• Instructions for the task: Work out how many lines include "title" and answer with that number only.

• Provided entries:

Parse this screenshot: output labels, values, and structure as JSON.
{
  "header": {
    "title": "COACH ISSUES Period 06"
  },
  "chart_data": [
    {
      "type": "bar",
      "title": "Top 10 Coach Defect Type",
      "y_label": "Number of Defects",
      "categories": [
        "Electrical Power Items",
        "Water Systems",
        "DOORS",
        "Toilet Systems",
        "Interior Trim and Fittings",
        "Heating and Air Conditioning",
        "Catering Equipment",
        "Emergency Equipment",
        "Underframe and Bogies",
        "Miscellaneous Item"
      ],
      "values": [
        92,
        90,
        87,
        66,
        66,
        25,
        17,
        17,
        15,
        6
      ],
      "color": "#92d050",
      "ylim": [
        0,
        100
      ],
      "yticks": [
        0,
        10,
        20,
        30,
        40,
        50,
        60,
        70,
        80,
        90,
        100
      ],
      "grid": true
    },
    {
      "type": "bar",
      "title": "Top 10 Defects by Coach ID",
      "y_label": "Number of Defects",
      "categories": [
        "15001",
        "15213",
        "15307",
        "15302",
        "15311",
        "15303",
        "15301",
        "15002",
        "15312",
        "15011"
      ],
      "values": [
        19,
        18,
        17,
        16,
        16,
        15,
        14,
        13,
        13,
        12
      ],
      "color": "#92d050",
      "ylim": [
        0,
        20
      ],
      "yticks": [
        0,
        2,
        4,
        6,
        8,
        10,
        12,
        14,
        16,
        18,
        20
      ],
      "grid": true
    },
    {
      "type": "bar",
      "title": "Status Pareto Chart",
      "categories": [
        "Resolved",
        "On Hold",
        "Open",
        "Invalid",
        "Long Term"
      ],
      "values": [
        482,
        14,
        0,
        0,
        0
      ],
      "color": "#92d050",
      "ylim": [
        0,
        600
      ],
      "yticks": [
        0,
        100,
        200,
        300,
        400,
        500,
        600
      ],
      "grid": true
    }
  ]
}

• Reply to the task: 4